*The records*

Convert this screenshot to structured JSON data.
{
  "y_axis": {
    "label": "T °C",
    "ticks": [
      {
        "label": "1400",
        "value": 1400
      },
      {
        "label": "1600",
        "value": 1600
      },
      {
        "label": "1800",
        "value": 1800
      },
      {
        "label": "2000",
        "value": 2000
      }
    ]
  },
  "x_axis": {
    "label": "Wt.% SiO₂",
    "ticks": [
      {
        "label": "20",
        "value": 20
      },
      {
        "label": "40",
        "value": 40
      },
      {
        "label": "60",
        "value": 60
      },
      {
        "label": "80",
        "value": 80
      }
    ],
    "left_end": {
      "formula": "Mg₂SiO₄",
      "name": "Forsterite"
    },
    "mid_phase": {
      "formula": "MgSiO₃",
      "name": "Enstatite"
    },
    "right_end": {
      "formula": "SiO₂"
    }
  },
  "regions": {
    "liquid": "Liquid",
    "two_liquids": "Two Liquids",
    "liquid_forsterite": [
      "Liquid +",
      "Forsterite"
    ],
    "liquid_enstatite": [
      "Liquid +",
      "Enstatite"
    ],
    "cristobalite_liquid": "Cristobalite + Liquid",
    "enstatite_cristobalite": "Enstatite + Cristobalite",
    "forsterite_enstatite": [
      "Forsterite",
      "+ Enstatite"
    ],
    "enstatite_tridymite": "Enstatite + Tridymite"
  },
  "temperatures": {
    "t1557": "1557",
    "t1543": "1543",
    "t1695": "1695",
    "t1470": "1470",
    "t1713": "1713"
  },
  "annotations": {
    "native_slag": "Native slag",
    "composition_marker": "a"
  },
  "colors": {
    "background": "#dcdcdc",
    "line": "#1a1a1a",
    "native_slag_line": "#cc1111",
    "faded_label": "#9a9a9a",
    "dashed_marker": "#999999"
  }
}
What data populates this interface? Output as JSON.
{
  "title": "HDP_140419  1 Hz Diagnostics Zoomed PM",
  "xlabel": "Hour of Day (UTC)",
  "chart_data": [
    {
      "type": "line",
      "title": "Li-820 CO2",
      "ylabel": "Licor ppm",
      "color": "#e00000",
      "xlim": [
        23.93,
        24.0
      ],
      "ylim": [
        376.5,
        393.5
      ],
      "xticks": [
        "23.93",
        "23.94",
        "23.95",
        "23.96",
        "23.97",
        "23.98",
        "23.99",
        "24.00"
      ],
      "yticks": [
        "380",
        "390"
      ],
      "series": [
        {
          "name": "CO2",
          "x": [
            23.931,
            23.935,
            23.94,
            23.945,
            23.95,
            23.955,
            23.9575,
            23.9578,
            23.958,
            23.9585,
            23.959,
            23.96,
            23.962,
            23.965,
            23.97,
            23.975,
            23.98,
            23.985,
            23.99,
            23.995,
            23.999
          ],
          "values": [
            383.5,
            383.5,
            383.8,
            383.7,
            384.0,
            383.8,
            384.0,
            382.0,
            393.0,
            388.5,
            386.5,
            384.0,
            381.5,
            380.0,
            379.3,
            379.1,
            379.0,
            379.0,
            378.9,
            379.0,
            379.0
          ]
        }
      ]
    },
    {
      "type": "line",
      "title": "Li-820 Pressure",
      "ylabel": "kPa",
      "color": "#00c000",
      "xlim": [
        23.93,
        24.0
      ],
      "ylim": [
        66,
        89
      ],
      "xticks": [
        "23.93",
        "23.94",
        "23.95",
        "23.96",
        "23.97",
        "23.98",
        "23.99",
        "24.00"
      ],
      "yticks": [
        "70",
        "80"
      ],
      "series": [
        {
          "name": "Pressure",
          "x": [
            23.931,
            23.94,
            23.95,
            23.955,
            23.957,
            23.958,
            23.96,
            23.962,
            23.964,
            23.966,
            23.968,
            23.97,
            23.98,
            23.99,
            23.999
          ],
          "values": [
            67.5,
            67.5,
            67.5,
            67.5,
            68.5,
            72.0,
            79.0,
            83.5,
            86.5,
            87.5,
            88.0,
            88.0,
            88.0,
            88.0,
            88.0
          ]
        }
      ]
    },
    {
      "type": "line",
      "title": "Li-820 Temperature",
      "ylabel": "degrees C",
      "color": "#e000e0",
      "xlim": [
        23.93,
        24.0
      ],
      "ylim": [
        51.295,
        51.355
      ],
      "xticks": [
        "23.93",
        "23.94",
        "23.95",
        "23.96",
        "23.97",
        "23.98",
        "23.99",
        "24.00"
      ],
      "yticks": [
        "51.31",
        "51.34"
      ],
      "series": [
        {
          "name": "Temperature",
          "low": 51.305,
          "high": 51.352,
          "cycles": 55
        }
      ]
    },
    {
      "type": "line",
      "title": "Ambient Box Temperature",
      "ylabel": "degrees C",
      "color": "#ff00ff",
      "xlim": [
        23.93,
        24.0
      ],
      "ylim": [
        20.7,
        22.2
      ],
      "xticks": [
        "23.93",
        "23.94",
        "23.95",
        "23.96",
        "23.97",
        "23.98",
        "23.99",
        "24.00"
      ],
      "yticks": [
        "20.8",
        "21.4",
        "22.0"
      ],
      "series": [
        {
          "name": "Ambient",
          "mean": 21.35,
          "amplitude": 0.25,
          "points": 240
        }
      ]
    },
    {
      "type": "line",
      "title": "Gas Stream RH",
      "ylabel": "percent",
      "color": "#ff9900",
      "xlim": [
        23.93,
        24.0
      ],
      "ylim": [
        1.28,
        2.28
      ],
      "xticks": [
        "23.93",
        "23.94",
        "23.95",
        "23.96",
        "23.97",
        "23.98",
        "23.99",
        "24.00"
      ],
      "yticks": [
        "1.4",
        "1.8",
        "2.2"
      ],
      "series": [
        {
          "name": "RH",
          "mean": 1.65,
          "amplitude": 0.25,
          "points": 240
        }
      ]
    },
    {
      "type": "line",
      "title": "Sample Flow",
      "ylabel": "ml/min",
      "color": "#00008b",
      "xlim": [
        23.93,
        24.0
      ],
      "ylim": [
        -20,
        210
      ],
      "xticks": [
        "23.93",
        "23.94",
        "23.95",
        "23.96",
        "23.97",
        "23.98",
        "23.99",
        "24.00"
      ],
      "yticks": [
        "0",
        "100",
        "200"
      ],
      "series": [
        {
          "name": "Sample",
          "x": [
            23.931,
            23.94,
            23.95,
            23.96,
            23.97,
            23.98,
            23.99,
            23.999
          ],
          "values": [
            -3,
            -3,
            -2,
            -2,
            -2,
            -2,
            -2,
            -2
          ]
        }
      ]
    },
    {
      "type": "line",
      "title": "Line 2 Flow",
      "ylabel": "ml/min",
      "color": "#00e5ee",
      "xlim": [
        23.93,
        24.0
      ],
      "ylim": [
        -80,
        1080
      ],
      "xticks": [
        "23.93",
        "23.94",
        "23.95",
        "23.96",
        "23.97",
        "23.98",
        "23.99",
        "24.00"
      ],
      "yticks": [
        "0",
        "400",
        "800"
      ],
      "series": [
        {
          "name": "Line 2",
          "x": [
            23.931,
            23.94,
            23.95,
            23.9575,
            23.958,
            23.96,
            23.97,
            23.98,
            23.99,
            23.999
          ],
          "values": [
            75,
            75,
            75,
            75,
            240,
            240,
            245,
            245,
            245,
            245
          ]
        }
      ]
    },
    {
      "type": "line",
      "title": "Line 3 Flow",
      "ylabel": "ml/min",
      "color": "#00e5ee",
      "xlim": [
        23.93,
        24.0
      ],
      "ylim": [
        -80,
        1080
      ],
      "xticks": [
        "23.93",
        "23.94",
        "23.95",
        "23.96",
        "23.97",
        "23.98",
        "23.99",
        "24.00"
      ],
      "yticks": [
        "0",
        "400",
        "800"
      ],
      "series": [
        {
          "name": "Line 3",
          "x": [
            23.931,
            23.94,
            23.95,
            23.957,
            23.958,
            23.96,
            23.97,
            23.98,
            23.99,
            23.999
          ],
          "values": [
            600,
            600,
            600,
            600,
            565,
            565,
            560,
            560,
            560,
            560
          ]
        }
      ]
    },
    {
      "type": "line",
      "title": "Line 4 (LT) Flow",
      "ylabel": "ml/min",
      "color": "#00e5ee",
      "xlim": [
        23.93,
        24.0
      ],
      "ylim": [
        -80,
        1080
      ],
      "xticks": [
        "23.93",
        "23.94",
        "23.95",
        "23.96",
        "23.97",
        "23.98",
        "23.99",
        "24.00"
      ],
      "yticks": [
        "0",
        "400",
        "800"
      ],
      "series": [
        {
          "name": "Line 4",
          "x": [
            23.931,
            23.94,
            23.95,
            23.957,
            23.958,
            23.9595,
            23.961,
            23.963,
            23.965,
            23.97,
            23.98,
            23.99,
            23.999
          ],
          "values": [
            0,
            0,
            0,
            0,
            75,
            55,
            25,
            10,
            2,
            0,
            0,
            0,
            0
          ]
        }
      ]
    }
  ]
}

*Task statement*
Reproduce each line from the records that contains the word "this".

*Response*
Convert this screenshot to structured JSON data.
What data populates this interface? Output as JSON.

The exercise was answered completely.